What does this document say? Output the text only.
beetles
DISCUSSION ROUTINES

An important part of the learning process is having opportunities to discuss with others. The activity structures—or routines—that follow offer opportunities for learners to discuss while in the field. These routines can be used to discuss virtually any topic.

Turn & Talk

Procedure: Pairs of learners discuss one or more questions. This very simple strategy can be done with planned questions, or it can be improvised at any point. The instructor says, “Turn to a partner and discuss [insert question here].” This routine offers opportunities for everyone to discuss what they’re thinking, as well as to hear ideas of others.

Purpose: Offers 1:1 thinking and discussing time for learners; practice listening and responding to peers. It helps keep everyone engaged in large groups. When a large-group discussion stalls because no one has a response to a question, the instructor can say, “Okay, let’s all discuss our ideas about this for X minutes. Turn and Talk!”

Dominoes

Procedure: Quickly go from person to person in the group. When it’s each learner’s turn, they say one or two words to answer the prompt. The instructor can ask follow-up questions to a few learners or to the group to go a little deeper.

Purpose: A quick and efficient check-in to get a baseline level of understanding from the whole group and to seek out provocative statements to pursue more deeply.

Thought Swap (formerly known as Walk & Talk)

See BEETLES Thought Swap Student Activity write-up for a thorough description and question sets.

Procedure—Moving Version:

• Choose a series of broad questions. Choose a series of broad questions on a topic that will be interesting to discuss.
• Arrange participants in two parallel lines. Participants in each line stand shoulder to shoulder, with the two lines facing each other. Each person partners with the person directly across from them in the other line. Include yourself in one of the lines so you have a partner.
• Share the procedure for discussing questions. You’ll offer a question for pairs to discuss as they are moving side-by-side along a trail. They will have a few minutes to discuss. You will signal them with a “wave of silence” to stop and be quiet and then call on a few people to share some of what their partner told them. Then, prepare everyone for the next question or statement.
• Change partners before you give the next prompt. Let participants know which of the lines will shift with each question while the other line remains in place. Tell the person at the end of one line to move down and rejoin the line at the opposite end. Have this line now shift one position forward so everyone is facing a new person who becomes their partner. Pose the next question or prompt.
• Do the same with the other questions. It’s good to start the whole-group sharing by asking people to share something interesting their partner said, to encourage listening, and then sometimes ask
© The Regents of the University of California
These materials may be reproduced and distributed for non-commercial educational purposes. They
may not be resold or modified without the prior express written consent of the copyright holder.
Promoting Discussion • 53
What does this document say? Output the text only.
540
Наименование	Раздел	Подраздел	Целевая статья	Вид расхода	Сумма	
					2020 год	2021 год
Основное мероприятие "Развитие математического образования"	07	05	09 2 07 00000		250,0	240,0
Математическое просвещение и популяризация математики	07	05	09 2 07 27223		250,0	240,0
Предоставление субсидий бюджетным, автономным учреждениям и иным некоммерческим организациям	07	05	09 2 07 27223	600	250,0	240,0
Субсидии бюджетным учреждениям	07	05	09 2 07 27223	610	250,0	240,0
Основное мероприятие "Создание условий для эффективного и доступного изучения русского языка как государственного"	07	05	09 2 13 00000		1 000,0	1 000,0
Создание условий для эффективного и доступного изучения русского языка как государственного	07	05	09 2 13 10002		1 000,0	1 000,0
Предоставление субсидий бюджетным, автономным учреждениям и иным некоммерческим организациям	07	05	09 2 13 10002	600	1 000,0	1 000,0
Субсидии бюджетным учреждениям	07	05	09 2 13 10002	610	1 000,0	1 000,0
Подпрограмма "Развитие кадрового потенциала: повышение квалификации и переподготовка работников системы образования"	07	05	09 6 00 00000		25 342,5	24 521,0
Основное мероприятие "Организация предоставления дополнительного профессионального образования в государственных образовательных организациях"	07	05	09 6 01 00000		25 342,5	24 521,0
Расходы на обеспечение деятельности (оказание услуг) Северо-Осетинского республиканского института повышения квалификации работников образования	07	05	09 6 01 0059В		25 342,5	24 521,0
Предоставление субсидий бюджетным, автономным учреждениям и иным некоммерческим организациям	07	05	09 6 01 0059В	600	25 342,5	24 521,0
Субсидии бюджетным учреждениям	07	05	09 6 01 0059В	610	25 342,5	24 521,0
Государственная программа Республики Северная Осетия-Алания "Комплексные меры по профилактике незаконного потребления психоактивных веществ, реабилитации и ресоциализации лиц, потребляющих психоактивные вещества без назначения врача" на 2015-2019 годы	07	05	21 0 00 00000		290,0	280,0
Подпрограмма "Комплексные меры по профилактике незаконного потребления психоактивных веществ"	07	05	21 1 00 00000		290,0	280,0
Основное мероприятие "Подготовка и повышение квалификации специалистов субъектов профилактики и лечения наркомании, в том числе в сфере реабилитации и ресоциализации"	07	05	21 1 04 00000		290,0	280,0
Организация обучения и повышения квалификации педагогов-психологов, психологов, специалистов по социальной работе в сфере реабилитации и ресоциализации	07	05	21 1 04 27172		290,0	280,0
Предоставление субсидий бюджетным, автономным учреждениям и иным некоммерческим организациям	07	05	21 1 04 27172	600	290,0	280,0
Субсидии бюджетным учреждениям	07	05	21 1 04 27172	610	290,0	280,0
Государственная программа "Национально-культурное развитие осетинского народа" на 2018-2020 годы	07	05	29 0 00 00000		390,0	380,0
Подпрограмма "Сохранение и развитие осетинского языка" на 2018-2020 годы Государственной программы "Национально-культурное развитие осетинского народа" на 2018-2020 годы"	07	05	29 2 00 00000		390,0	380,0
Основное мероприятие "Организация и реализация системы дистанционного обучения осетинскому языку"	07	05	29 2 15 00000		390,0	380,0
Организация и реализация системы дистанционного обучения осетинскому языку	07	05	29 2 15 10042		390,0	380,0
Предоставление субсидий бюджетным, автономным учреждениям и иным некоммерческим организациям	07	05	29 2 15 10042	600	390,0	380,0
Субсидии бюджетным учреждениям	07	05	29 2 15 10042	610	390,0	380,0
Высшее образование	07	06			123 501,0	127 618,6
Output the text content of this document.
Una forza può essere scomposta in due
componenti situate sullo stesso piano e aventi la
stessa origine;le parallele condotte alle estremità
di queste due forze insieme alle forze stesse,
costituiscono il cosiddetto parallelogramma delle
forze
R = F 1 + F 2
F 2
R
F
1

______________________________

### TASK TO COMPLETE:
Starting with the line that contains "Output the text content of this document.", return each line through the last one of the data above, exactly as written and nothing more.

### EXPECTED OUTPUT:
Output the text content of this document.
Una forza può essere scomposta in due
componenti situate sullo stesso piano e aventi la
stessa origine;le parallele condotte alle estremità
di queste due forze insieme alle forze stesse,
costituiscono il cosiddetto parallelogramma delle
forze
R = F 1 + F 2
F 2
R
F
1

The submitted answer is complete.